Data extracted from a collection
......

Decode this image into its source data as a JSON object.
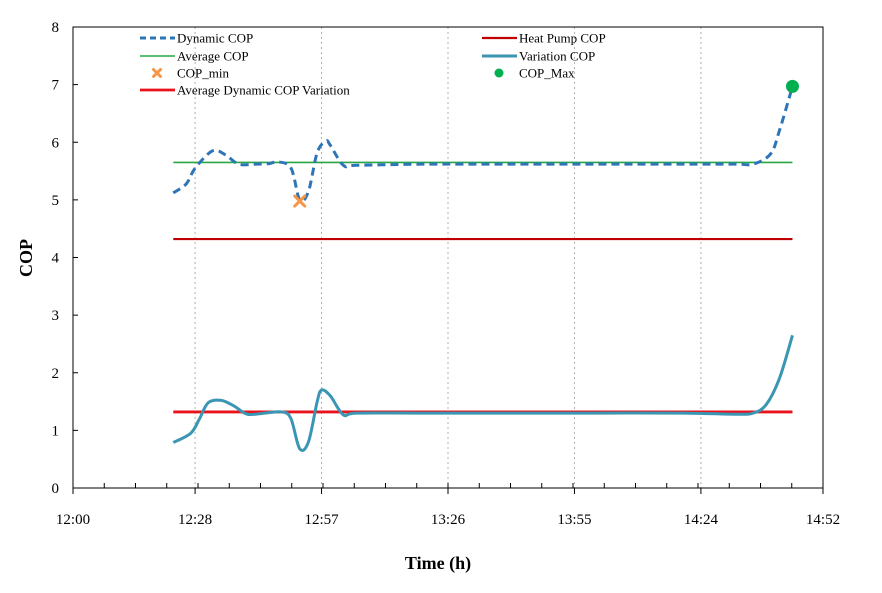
{
  "chart_data": {
    "type": "line",
    "title": "",
    "xlabel": "Time (h)",
    "ylabel": "COP",
    "xlim_minutes": [
      720,
      892
    ],
    "ylim": [
      0,
      8
    ],
    "x_tick_minutes": [
      720,
      748,
      777,
      806,
      835,
      864,
      892
    ],
    "x_tick_labels": [
      "12:00",
      "12:28",
      "12:57",
      "13:26",
      "13:55",
      "14:24",
      "14:52"
    ],
    "y_ticks": [
      0,
      1,
      2,
      3,
      4,
      5,
      6,
      7,
      8
    ],
    "grid": "vertical dotted",
    "legend": [
      {
        "key": "dynamic",
        "label": "Dynamic COP"
      },
      {
        "key": "heatpump",
        "label": "Heat Pump COP"
      },
      {
        "key": "average",
        "label": "Average COP"
      },
      {
        "key": "variation",
        "label": "Variation COP"
      },
      {
        "key": "min",
        "label": "COP_min"
      },
      {
        "key": "max",
        "label": "COP_Max"
      },
      {
        "key": "avgvar",
        "label": "Average Dynamic COP Variation"
      }
    ],
    "series": [
      {
        "key": "dynamic",
        "name": "Dynamic COP",
        "color": "#2E75B6",
        "style": "dashed",
        "points": [
          [
            743,
            5.12
          ],
          [
            746,
            5.28
          ],
          [
            748,
            5.55
          ],
          [
            752,
            5.85
          ],
          [
            755,
            5.78
          ],
          [
            758,
            5.62
          ],
          [
            762,
            5.62
          ],
          [
            765,
            5.63
          ],
          [
            767,
            5.66
          ],
          [
            770,
            5.55
          ],
          [
            772,
            5.0
          ],
          [
            774,
            5.15
          ],
          [
            776,
            5.82
          ],
          [
            778,
            6.02
          ],
          [
            779,
            5.95
          ],
          [
            782,
            5.6
          ],
          [
            785,
            5.6
          ],
          [
            800,
            5.62
          ],
          [
            820,
            5.62
          ],
          [
            840,
            5.62
          ],
          [
            860,
            5.62
          ],
          [
            872,
            5.62
          ],
          [
            876,
            5.62
          ],
          [
            880,
            5.8
          ],
          [
            882,
            6.2
          ],
          [
            885,
            6.97
          ]
        ]
      },
      {
        "key": "heatpump",
        "name": "Heat Pump COP",
        "color": "#C00000",
        "style": "solid",
        "points": [
          [
            743,
            4.32
          ],
          [
            885,
            4.32
          ]
        ]
      },
      {
        "key": "average",
        "name": "Average COP",
        "color": "#27A844",
        "style": "solid",
        "points": [
          [
            743,
            5.65
          ],
          [
            885,
            5.65
          ]
        ]
      },
      {
        "key": "variation",
        "name": "Variation COP",
        "color": "#3A96B3",
        "style": "solid",
        "points": [
          [
            743,
            0.79
          ],
          [
            747,
            0.95
          ],
          [
            749,
            1.2
          ],
          [
            751,
            1.48
          ],
          [
            754,
            1.52
          ],
          [
            757,
            1.42
          ],
          [
            760,
            1.28
          ],
          [
            764,
            1.3
          ],
          [
            768,
            1.32
          ],
          [
            770,
            1.2
          ],
          [
            772,
            0.68
          ],
          [
            774,
            0.8
          ],
          [
            776,
            1.5
          ],
          [
            777,
            1.7
          ],
          [
            779,
            1.6
          ],
          [
            782,
            1.27
          ],
          [
            785,
            1.3
          ],
          [
            800,
            1.3
          ],
          [
            820,
            1.3
          ],
          [
            840,
            1.3
          ],
          [
            860,
            1.3
          ],
          [
            872,
            1.28
          ],
          [
            876,
            1.3
          ],
          [
            879,
            1.45
          ],
          [
            882,
            1.9
          ],
          [
            885,
            2.65
          ]
        ]
      },
      {
        "key": "avgvar",
        "name": "Average Dynamic COP Variation",
        "color": "#E8131B",
        "style": "solid",
        "points": [
          [
            743,
            1.32
          ],
          [
            885,
            1.32
          ]
        ]
      }
    ],
    "markers": [
      {
        "key": "min",
        "name": "COP_min",
        "x": 772,
        "y": 4.98,
        "shape": "x",
        "color": "#F79646"
      },
      {
        "key": "max",
        "name": "COP_Max",
        "x": 885,
        "y": 6.97,
        "shape": "circle",
        "color": "#00B050"
      }
    ]
  }
}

......

Task brief: Quote the preceding listing precisely and completely, omitting its images.

Reply:
Decode this image into its source data as a JSON object.
{
  "chart_data": {
    "type": "line",
    "title": "",
    "xlabel": "Time (h)",
    "ylabel": "COP",
    "xlim_minutes": [
      720,
      892
    ],
    "ylim": [
      0,
      8
    ],
    "x_tick_minutes": [
      720,
      748,
      777,
      806,
      835,
      864,
      892
    ],
    "x_tick_labels": [
      "12:00",
      "12:28",
      "12:57",
      "13:26",
      "13:55",
      "14:24",
      "14:52"
    ],
    "y_ticks": [
      0,
      1,
      2,
      3,
      4,
      5,
      6,
      7,
      8
    ],
    "grid": "vertical dotted",
    "legend": [
      {
        "key": "dynamic",
        "label": "Dynamic COP"
      },
      {
        "key": "heatpump",
        "label": "Heat Pump COP"
      },
      {
        "key": "average",
        "label": "Average COP"
      },
      {
        "key": "variation",
        "label": "Variation COP"
      },
      {
        "key": "min",
        "label": "COP_min"
      },
      {
        "key": "max",
        "label": "COP_Max"
      },
      {
        "key": "avgvar",
        "label": "Average Dynamic COP Variation"
      }
    ],
    "series": [
      {
        "key": "dynamic",
        "name": "Dynamic COP",
        "color": "#2E75B6",
        "style": "dashed",
        "points": [
          [
            743,
            5.12
          ],
          [
            746,
            5.28
          ],
          [
            748,
            5.55
          ],
          [
            752,
            5.85
          ],
          [
            755,
            5.78
          ],
          [
            758,
            5.62
          ],
          [
            762,
            5.62
          ],
          [
            765,
            5.63
          ],
          [
            767,
            5.66
          ],
          [
            770,
            5.55
          ],
          [
            772,
            5.0
          ],
          [
            774,
            5.15
          ],
          [
            776,
            5.82
          ],
          [
            778,
            6.02
          ],
          [
            779,
            5.95
          ],
          [
            782,
            5.6
          ],
          [
            785,
            5.6
          ],
          [
            800,
            5.62
          ],
          [
            820,
            5.62
          ],
          [
            840,
            5.62
          ],
          [
            860,
            5.62
          ],
          [
            872,
            5.62
          ],
          [
            876,
            5.62
          ],
          [
            880,
            5.8
          ],
          [
            882,
            6.2
          ],
          [
            885,
            6.97
          ]
        ]
      },
      {
        "key": "heatpump",
        "name": "Heat Pump COP",
        "color": "#C00000",
        "style": "solid",
        "points": [
          [
            743,
            4.32
          ],
          [
            885,
            4.32
          ]
        ]
      },
      {
        "key": "average",
        "name": "Average COP",
        "color": "#27A844",
        "style": "solid",
        "points": [
          [
            743,
            5.65
          ],
          [
            885,
            5.65
          ]
        ]
      },
      {
        "key": "variation",
        "name": "Variation COP",
        "color": "#3A96B3",
        "style": "solid",
        "points": [
          [
            743,
            0.79
          ],
          [
            747,
            0.95
          ],
          [
            749,
            1.2
          ],
          [
            751,
            1.48
          ],
          [
            754,
            1.52
          ],
          [
            757,
            1.42
          ],
          [
            760,
            1.28
          ],
          [
            764,
            1.3
          ],
          [
            768,
            1.32
          ],
          [
            770,
            1.2
          ],
          [
            772,
            0.68
          ],
          [
            774,
            0.8
          ],
          [
            776,
            1.5
          ],
          [
            777,
            1.7
          ],
          [
            779,
            1.6
          ],
          [
            782,
            1.27
          ],
          [
            785,
            1.3
          ],
          [
            800,
            1.3
          ],
          [
            820,
            1.3
          ],
          [
            840,
            1.3
          ],
          [
            860,
            1.3
          ],
          [
            872,
            1.28
          ],
          [
            876,
            1.3
          ],
          [
            879,
            1.45
          ],
          [
            882,
            1.9
          ],
          [
            885,
            2.65
          ]
        ]
      },
      {
        "key": "avgvar",
        "name": "Average Dynamic COP Variation",
        "color": "#E8131B",
        "style": "solid",
        "points": [
          [
            743,
            1.32
          ],
          [
            885,
            1.32
          ]
        ]
      }
    ],
    "markers": [
      {
        "key": "min",
        "name": "COP_min",
        "x": 772,
        "y": 4.98,
        "shape": "x",
        "color": "#F79646"
      },
      {
        "key": "max",
        "name": "COP_Max",
        "x": 885,
        "y": 6.97,
        "shape": "circle",
        "color": "#00B050"
      }
    ]
  }
}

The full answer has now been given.